• What the task asks: Leave out every picture, then transcribe the rest of the listing exactly.

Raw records
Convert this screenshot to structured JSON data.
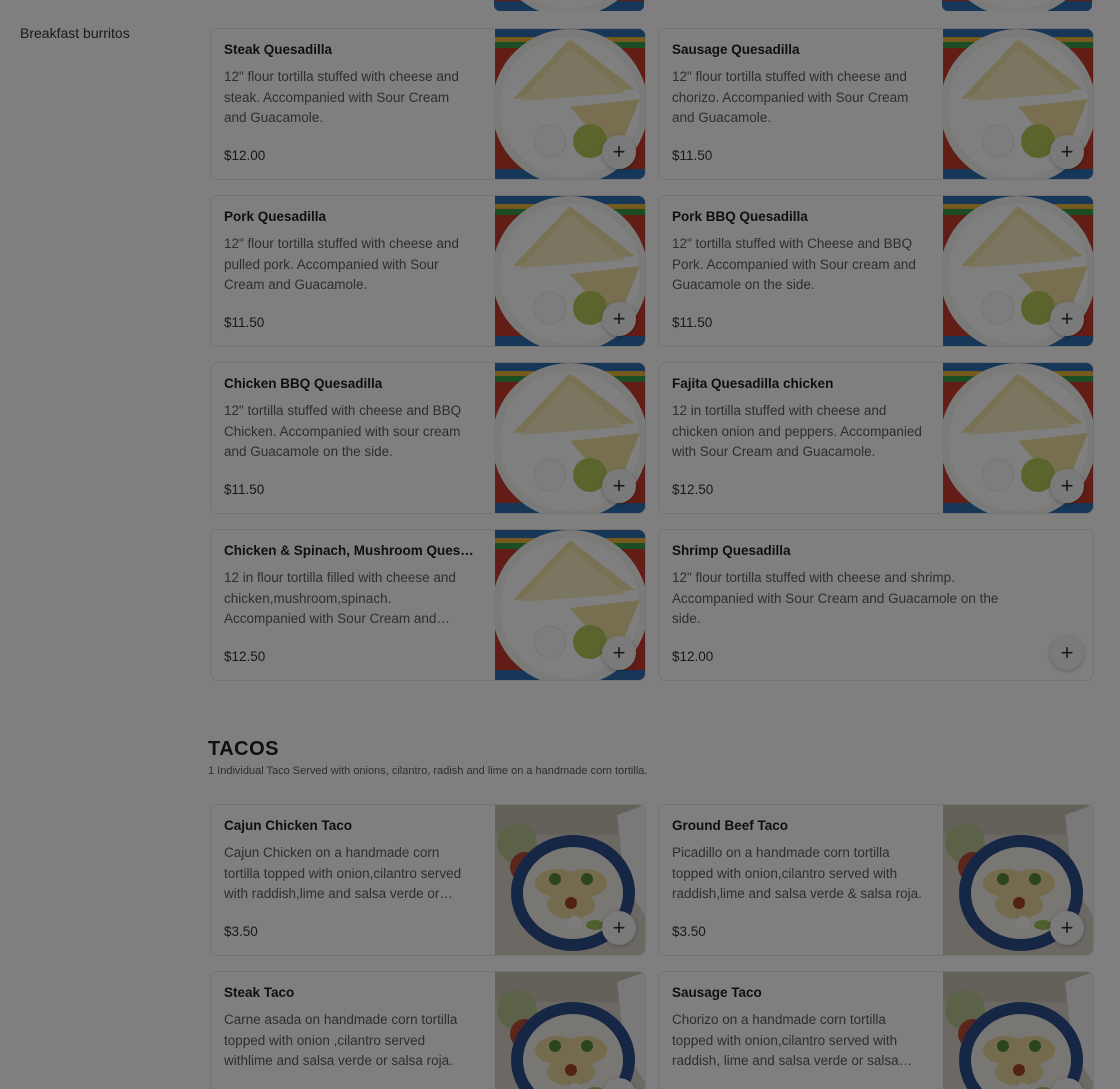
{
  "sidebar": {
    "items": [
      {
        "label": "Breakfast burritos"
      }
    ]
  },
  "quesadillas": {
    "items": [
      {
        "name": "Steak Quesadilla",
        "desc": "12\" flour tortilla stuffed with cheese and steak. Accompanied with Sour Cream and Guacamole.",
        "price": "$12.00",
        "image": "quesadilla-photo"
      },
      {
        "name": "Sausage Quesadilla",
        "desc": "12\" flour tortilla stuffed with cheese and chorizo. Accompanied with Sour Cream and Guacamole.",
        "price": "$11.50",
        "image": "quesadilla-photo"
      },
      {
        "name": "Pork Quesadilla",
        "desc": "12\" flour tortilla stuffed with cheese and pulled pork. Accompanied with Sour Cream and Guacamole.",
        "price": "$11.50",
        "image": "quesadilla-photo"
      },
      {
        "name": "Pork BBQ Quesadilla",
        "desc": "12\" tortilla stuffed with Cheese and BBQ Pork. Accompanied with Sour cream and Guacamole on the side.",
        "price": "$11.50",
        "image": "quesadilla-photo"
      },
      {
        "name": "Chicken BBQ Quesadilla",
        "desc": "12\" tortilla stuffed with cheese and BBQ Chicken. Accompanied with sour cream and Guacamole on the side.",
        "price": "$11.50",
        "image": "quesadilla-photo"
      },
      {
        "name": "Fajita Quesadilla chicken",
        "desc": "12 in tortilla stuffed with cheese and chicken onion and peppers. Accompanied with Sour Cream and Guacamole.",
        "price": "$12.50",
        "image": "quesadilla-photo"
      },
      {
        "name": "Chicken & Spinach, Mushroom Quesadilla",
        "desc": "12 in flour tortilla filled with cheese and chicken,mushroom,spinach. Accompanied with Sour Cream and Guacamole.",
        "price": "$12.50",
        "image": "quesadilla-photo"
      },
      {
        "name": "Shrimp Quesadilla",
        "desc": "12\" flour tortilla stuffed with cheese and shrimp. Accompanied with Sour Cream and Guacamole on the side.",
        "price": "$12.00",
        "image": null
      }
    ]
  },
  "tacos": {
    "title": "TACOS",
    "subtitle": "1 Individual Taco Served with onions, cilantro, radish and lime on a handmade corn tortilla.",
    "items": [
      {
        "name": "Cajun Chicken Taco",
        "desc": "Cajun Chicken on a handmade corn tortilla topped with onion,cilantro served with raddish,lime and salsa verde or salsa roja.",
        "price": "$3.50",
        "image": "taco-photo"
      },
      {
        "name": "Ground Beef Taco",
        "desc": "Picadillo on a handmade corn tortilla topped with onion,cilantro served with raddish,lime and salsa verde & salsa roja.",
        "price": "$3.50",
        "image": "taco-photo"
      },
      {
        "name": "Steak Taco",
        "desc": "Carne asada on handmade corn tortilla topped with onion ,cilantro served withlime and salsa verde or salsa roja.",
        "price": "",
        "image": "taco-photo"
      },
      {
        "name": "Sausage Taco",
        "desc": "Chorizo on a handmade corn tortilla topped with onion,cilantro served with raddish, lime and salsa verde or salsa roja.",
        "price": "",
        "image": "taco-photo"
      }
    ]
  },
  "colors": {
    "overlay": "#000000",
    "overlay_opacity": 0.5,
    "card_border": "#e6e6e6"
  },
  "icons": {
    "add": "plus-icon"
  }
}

• The solution:
Convert this screenshot to structured JSON data.
{
  "sidebar": {
    "items": [
      {
        "label": "Breakfast burritos"
      }
    ]
  },
  "quesadillas": {
    "items": [
      {
        "name": "Steak Quesadilla",
        "desc": "12\" flour tortilla stuffed with cheese and steak. Accompanied with Sour Cream and Guacamole.",
        "price": "$12.00",
        "image": "quesadilla-photo"
      },
      {
        "name": "Sausage Quesadilla",
        "desc": "12\" flour tortilla stuffed with cheese and chorizo. Accompanied with Sour Cream and Guacamole.",
        "price": "$11.50",
        "image": "quesadilla-photo"
      },
      {
        "name": "Pork Quesadilla",
        "desc": "12\" flour tortilla stuffed with cheese and pulled pork. Accompanied with Sour Cream and Guacamole.",
        "price": "$11.50",
        "image": "quesadilla-photo"
      },
      {
        "name": "Pork BBQ Quesadilla",
        "desc": "12\" tortilla stuffed with Cheese and BBQ Pork. Accompanied with Sour cream and Guacamole on the side.",
        "price": "$11.50",
        "image": "quesadilla-photo"
      },
      {
        "name": "Chicken BBQ Quesadilla",
        "desc": "12\" tortilla stuffed with cheese and BBQ Chicken. Accompanied with sour cream and Guacamole on the side.",
        "price": "$11.50",
        "image": "quesadilla-photo"
      },
      {
        "name": "Fajita Quesadilla chicken",
        "desc": "12 in tortilla stuffed with cheese and chicken onion and peppers. Accompanied with Sour Cream and Guacamole.",
        "price": "$12.50",
        "image": "quesadilla-photo"
      },
      {
        "name": "Chicken & Spinach, Mushroom Quesadilla",
        "desc": "12 in flour tortilla filled with cheese and chicken,mushroom,spinach. Accompanied with Sour Cream and Guacamole.",
        "price": "$12.50",
        "image": "quesadilla-photo"
      },
      {
        "name": "Shrimp Quesadilla",
        "desc": "12\" flour tortilla stuffed with cheese and shrimp. Accompanied with Sour Cream and Guacamole on the side.",
        "price": "$12.00",
        "image": null
      }
    ]
  },
  "tacos": {
    "title": "TACOS",
    "subtitle": "1 Individual Taco Served with onions, cilantro, radish and lime on a handmade corn tortilla.",
    "items": [
      {
        "name": "Cajun Chicken Taco",
        "desc": "Cajun Chicken on a handmade corn tortilla topped with onion,cilantro served with raddish,lime and salsa verde or salsa roja.",
        "price": "$3.50",
        "image": "taco-photo"
      },
      {
        "name": "Ground Beef Taco",
        "desc": "Picadillo on a handmade corn tortilla topped with onion,cilantro served with raddish,lime and salsa verde & salsa roja.",
        "price": "$3.50",
        "image": "taco-photo"
      },
      {
        "name": "Steak Taco",
        "desc": "Carne asada on handmade corn tortilla topped with onion ,cilantro served withlime and salsa verde or salsa roja.",
        "price": "",
        "image": "taco-photo"
      },
      {
        "name": "Sausage Taco",
        "desc": "Chorizo on a handmade corn tortilla topped with onion,cilantro served with raddish, lime and salsa verde or salsa roja.",
        "price": "",
        "image": "taco-photo"
      }
    ]
  },
  "colors": {
    "overlay": "#000000",
    "overlay_opacity": 0.5,
    "card_border": "#e6e6e6"
  },
  "icons": {
    "add": "plus-icon"
  }
}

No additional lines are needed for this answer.